** Start Excerpt provided **
Protect Your Devices on Public Wi-Fi

The number of public places where free Wi-Fi is available has exploded in the last few years. From airports and shopping centers, to coffee shops and restaurants, there are few places where you can’t now find a wireless connection for your phone, tablet or laptop.

And while this is great for those of us that want/need to stay connected day and night, accessing Wi-Fi in a public place does bring with it some dangers you won’t generally encounter on your home network.

What Makes Public Wi-Fi Unsafe?

Let us start by saying that not all public Wi-Fi is equally unsafe. A coffee shop that has a new Wi-Fi password chalked up on the board every day is probably safer to use than a coffee shop where the password has been the same for five years, but not really by much. As a rule of thumb, you should assume that any network connection you do not control will have fewer defences against interception and should be treated as unsafe.

The very same features that make publicly accessible Wi-Fi hotspots desirable for you and us, such as the lack of authentication needed to connect, makes them desirable for hackers too.

Hackers are able to insert themselves between your device and the network connection point, so all of the information sent to and from the network passes through the hacker, who then passes it on. As this information passes, it can be collected without you even knowing it has passed through a third party device.

Even if a hacker doesn’t want to farm your data directly, public Wi-Fi connections can be used to distribute malware if you allow file-sharing across a network. This malware could hide itself on your device and cause all sorts of problems, from logging keystrokes to sending spam emails to contacts as if they are from you.

As the use of public Wi-Fi increases, you can expect the number of different ways hackers can find to attack those using it to increase as well. But that doesn’t mean you need to stop using Wi-Fi Hotspots, you just need to ensure that you are not the easy target most hackers are looking for.

If you want to stay connected, but also want to keep yourself and your device safe, there are a few simple thing you can do to tighten up security without compromising your Internet access.

Five Ways to Make Public Wi-Fi Safer to Use

1 Keep Your Device Updated

Software updates, as well as providing new features, will often include security updates, so it is important to make sure all of your device software is the most recent version. This includes apps and programs, as well as OS updates.

Almost all modern devices, from your smartphone and tablet to the laptop you use, make it very easy to keep things updated, often alerting you to the availability of an update or processing updates automatically.

If you have turned off automatic updating on your device (and don’t want to turn it back on in the settings), make a point to regularly check for them yourself. And, of course, apply them as soon as possible, especially on devices that may be used to connect to public Wi-Fi.
** End Excerpt provided **
** Start Data entries **
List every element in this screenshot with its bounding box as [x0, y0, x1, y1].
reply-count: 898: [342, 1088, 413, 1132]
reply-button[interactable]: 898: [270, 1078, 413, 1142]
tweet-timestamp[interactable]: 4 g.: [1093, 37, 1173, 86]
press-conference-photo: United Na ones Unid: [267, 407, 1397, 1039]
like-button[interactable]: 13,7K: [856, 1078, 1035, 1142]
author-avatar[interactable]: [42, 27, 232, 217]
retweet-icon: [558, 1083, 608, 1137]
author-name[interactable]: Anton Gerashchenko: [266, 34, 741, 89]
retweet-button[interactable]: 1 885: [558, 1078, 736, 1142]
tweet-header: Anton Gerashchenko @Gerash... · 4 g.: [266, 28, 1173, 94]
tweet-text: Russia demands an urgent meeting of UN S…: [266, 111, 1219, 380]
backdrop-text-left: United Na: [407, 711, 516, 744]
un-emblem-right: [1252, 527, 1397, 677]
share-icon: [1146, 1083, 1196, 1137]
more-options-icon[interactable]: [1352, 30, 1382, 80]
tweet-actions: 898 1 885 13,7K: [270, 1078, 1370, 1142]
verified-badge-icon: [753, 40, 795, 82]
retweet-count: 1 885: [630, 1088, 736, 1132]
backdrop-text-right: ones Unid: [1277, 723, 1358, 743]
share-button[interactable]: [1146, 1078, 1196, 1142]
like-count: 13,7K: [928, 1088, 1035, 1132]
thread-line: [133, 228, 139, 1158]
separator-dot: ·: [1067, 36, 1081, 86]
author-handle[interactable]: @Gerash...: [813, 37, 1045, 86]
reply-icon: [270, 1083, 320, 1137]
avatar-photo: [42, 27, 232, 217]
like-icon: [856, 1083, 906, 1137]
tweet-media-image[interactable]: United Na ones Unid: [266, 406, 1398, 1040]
** End Data entries **
# Complete the following
A) What does the public Wi-Fi article say you should assume about any network connection you do not control?
B) Write the next part of the public Wi-Fi article, picking up after its final sentence.
None of the items is needed here.

# Task answers
A) That it has fewer defenses against interception and should be treated as unsafe.

B)
2 Turn Off Sharing

Your phone, tablet and computer are designed to interact easily with other devices you own using a system known as Sharing. Sharing, as the name suggests, allows data or even files to be shared or accessed from devices on the same network. This is normally perfectly fine when all of your devices are connected to your home network, but not so fine when you are connected to a public Wi-Fi hotspot.

When using your devices online in public, you should always turn sharing off. This can be done in System Preferences (on a Mac), in Network and Sharing (on a Windows PC). In Windows you can also just select “Public” when asked about a new network connection.

Many mobile devices also allow you to turn off Network Discovery or Device Visibility, meaning it is hidden from other devices connected to the same network. You can normally find this option in the Connections or Wi-Fi settings.

3 Use a VPN

A VPN, or Virtual Private Network, is a great way of protecting yourself and your device from hackers, and are becoming increasingly popular, and therefore increasingly cheap and easy to use.

A VPN provides you with a secure, private and encrypted network to log in to from your device. Any data sent to and from your device is then encrypted by the VPN at both ends (known as end-to-end encryption). Anyone trying to access your data would need the encrpytion key to decode it.

There are hundreds, if not thousands, of VPN services available, for both computers and smartphones and tablets. Some of these are free, and some charge a small monthly fee, depending on the level of security offered. Even a basic, free VPN is better to have than no VPN at all!

Once the VPN is set up, all you need to do is log in to it from the device you want to protect, and then use the public Wi-Fi connection as you normally would to browse the internet, send emails, etc.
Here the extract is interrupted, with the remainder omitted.